Open soc opened 2 years ago

soc commented 2 years ago
def main(): Unit & Impure =
     // prints `false`, should print `true`
    List.memberOf(0.0/0.0, (0.0/0.0) :: Nil) |> println

The root cause is that, despite Eq being declared a lawful typeclass with reflexivity/transitivity laws, the Eq instance for floats does not use the correct comparison operation.

$FLOAT64_EQ$/$FLOAT64_NEQ$/$FLOAT32_EQ$/$FLOAT32_NEQ$ use an operation similar or equal to the one described in IEEE754 §5.11, but for reflexivity/transitivity to hold, those need an implementation similar or equal to IEEE754 §5.10.

magnus-madsen commented 2 years ago

Agreed. This revives our discussion of whether to have PartialEq and Eq.

soc commented 2 years ago

I'd guess it's largely a solved problem these days.

I think going the Eq/Id / Equality/Identity naming route is helpful to get the mental model right for readers, i. e. no subtyping relationship between those two.

(PartialEq/Eq kinda implied such a relationship, with the result that languages got it wrong in the end (see Haskell, Rust)).

magnus-madsen commented 2 years ago

Could you expand on that or do you have a reference?

soc commented 2 years ago

Sure!

The core insight is that PartialEq/Eq usually implies some form of sub-typing relationship with the expectation that the partial versions are "law-reduced" versions of the total ones, but have compatible semantics. For floating points, this is not the case and it's intentionally designed this way.

So what I usually do is to cleanly separate a notion of equality that is domain-specific (defined by the type itself), and a notion of identity (that is solely defined by a value's bits).

Functions then need to decide which typeclass (or both) they are actually interested in to provide the semantics expected by users.

I documented this approach a while ago Part 1, Part 2, Part 3 and Part 4.

Here is another language that successfully uses this design.

magnus-madsen commented 2 years ago

Interesting. We should take a closer look.

Quick question: Which equality is then used for e.g. a Set?

■ **RECORDS PROVIDED**:
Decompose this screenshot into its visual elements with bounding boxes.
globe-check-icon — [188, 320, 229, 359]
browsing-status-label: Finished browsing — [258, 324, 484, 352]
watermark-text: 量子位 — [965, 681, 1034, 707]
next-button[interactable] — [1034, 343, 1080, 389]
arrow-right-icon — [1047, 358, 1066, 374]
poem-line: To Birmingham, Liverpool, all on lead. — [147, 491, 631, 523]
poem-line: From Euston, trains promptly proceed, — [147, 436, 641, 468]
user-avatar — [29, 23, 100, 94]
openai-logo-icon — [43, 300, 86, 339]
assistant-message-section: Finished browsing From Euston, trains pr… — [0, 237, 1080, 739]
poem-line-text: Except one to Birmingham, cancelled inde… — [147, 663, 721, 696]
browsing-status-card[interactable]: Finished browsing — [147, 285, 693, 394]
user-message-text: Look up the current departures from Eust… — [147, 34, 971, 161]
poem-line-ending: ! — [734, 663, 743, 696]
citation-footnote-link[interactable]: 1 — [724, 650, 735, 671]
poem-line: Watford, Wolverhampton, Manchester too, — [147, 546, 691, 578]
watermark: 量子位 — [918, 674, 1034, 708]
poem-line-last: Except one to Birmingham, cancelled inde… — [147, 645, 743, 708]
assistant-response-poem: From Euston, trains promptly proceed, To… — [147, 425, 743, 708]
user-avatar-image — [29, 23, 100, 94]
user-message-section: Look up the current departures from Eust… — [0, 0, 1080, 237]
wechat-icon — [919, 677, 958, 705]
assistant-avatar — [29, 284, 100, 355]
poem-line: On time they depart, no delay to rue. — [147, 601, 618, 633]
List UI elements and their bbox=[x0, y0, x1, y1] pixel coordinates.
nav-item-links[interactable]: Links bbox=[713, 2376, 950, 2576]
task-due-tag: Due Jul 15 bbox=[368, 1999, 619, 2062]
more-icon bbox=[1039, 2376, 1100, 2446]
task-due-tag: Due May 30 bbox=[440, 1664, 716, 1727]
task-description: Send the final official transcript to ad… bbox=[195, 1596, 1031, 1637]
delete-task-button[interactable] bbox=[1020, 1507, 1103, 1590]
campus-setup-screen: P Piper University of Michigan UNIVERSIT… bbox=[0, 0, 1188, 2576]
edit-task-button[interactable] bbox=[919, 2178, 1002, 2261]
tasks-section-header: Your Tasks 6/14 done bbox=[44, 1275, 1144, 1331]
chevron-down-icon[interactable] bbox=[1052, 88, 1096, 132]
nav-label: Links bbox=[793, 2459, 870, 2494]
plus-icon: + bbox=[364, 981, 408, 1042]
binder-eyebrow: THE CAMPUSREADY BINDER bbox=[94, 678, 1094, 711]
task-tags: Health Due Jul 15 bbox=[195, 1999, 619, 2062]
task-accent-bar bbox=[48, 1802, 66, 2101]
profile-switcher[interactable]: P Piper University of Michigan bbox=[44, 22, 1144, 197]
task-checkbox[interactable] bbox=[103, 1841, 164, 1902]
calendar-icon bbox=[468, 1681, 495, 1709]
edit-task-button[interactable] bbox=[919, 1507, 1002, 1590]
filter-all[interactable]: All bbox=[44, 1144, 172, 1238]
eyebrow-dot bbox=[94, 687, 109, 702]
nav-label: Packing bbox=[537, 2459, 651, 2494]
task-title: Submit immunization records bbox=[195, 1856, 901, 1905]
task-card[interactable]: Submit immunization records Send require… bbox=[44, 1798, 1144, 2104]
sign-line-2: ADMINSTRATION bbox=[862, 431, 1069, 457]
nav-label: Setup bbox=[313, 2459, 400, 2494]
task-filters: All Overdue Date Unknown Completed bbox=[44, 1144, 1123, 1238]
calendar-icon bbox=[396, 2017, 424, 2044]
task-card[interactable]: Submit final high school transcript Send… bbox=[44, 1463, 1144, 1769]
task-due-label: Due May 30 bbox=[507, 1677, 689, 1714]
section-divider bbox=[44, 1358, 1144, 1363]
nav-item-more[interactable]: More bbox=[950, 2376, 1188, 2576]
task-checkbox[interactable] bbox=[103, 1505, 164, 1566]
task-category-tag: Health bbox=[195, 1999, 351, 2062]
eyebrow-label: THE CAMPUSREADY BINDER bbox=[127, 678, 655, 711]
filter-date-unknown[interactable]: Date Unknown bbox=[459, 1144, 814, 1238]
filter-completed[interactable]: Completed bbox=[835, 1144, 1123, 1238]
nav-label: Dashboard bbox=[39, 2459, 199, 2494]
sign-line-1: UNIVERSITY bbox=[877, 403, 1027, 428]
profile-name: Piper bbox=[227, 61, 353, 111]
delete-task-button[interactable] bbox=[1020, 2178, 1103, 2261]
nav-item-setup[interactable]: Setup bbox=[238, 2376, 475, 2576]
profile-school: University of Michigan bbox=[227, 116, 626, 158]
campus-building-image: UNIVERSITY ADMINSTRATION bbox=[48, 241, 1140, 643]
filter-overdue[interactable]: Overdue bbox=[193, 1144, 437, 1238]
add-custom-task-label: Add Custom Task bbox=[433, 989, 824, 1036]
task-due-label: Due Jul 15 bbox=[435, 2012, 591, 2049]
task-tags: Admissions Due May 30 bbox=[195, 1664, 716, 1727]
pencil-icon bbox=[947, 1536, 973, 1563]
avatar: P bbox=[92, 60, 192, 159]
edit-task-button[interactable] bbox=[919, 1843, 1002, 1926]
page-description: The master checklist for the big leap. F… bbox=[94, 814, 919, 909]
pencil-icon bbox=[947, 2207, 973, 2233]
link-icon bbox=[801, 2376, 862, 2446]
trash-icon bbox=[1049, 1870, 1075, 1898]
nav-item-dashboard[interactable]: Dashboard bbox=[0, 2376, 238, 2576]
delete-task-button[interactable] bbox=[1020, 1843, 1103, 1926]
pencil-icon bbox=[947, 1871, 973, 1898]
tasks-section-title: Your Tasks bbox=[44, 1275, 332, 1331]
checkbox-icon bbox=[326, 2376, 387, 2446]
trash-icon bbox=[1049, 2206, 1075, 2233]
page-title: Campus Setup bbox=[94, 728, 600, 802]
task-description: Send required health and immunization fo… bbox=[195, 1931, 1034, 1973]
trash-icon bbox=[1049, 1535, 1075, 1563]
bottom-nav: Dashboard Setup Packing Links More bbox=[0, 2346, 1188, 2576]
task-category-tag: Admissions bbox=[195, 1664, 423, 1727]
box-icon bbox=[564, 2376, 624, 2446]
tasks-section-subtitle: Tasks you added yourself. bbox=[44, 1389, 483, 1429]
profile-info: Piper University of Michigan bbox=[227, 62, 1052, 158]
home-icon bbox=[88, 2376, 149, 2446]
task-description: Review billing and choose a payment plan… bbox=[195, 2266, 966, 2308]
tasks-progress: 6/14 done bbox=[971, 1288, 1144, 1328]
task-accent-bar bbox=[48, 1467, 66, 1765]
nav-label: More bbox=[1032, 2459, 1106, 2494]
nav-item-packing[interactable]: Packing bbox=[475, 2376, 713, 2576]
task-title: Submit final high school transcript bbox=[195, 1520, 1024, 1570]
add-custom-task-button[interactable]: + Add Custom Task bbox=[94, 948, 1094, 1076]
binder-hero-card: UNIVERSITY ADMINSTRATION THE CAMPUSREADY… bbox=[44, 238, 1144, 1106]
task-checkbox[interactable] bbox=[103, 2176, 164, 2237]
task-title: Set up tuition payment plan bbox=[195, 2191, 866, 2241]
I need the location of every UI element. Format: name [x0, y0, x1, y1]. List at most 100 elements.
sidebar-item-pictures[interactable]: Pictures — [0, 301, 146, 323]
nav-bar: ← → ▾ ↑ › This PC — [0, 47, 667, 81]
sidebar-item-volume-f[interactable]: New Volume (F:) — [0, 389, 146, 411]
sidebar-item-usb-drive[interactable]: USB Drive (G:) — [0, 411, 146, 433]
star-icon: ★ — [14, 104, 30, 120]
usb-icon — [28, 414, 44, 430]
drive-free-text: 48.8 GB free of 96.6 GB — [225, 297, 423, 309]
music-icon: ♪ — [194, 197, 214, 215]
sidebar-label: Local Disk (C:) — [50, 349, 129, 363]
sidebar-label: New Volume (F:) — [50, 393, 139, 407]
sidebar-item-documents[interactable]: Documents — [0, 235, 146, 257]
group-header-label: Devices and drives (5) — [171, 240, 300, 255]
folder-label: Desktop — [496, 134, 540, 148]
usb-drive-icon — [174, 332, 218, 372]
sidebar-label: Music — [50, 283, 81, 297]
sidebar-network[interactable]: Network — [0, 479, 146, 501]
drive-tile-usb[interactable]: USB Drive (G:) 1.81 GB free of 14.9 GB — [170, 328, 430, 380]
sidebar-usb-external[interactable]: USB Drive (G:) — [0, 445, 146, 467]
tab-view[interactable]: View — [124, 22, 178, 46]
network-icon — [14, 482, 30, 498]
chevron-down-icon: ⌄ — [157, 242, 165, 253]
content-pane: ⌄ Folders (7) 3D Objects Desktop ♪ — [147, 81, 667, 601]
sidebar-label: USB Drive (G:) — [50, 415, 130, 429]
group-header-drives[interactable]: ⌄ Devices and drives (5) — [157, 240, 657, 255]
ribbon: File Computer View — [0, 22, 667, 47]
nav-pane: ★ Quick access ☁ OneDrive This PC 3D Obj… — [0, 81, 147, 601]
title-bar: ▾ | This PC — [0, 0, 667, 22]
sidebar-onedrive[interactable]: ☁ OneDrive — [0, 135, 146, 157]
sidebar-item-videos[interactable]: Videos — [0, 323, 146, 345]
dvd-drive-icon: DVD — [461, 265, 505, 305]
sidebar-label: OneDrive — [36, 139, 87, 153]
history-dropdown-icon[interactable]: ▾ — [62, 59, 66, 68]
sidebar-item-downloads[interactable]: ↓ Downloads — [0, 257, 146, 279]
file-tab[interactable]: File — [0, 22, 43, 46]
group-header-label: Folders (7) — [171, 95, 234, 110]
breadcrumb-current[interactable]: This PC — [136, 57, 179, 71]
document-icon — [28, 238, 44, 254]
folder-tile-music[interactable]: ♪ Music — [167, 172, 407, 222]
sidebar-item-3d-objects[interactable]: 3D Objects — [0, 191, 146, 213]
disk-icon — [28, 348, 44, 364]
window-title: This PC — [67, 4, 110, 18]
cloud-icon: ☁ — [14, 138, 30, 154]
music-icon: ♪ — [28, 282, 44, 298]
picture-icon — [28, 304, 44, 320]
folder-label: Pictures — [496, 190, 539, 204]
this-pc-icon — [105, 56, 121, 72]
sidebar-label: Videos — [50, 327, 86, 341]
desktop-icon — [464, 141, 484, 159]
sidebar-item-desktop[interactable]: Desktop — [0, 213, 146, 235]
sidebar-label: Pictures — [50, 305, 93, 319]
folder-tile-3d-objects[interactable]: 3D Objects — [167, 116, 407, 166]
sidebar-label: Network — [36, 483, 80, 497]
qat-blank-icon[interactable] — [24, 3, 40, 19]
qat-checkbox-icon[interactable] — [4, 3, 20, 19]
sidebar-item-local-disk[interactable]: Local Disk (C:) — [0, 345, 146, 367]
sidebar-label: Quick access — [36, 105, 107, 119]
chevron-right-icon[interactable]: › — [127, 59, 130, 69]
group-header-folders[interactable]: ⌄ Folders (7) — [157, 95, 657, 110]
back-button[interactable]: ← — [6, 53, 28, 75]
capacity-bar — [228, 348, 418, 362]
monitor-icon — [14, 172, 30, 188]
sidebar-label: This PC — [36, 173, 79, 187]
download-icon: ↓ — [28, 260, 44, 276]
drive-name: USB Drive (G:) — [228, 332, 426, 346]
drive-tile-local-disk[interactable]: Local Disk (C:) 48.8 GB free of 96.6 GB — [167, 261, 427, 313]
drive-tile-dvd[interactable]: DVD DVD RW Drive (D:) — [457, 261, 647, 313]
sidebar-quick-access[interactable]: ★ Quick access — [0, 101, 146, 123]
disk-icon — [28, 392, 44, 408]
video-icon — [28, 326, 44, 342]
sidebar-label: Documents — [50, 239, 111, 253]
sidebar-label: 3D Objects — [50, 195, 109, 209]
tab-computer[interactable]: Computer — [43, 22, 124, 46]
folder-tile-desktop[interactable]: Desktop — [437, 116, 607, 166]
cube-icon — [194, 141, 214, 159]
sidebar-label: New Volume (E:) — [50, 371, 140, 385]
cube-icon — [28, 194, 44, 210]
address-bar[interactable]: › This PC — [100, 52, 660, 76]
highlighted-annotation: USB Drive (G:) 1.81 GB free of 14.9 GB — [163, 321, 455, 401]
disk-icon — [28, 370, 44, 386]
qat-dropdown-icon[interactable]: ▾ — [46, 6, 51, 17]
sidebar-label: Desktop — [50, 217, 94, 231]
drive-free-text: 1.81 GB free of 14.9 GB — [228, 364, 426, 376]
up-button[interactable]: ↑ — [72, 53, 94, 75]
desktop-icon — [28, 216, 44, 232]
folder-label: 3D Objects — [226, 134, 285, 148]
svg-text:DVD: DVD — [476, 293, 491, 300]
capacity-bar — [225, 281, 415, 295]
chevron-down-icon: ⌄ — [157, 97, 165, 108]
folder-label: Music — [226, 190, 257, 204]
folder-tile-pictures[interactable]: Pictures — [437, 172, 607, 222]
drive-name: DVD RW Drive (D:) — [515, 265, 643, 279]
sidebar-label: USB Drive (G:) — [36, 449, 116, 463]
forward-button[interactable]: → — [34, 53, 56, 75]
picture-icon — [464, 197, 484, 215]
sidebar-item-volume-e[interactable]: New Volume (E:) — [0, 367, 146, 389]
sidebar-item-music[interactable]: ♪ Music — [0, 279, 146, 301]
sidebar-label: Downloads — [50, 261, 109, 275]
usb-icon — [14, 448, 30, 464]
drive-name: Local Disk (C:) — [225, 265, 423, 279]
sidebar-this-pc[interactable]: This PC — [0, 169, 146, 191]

■ **WHAT YOU WILL DO**:
A: Answer these questions from the float-equality thread.
(i) What does the code in the first comment print, and what should it print?
(ii) Which section of IEEE754 does the first comment say the implementation needs to follow for reflexivity/transitivity to hold?
(iii) Which two languages does soc name as having gotten it wrong?
B: Reproduce the float-equality thread from "(PartialEq/Eq kinda implied" up to and including "have a reference?".
C: Decide whether each statement agrees with the float-equality thread. Answer yes or no, and quote the words that decide it.
(i) magnus-madsen agrees with the root cause described in the first comment.
(ii) In soc's approach, identity is defined by the type itself.
(iii) soc says floating points behave this way by accident.

■ **RESPONSES BY ITEM NUMBER**:
A:
(i) It prints `false`; it should print `true`.
(ii) IEEE754 §5.10.
(iii) Haskell and Rust.

B:
(PartialEq/Eq kinda implied such a relationship, with the result that languages got it wrong in the end (see Haskell, Rust)).

magnus-madsen commented 2 years ago

Could you expand on that or do you have a reference?

C:
(i) Yes: "Agreed."
(ii) No: "a notion of identity (that is solely defined by a value's bits)"
(iii) No: "it's intentionally designed this way."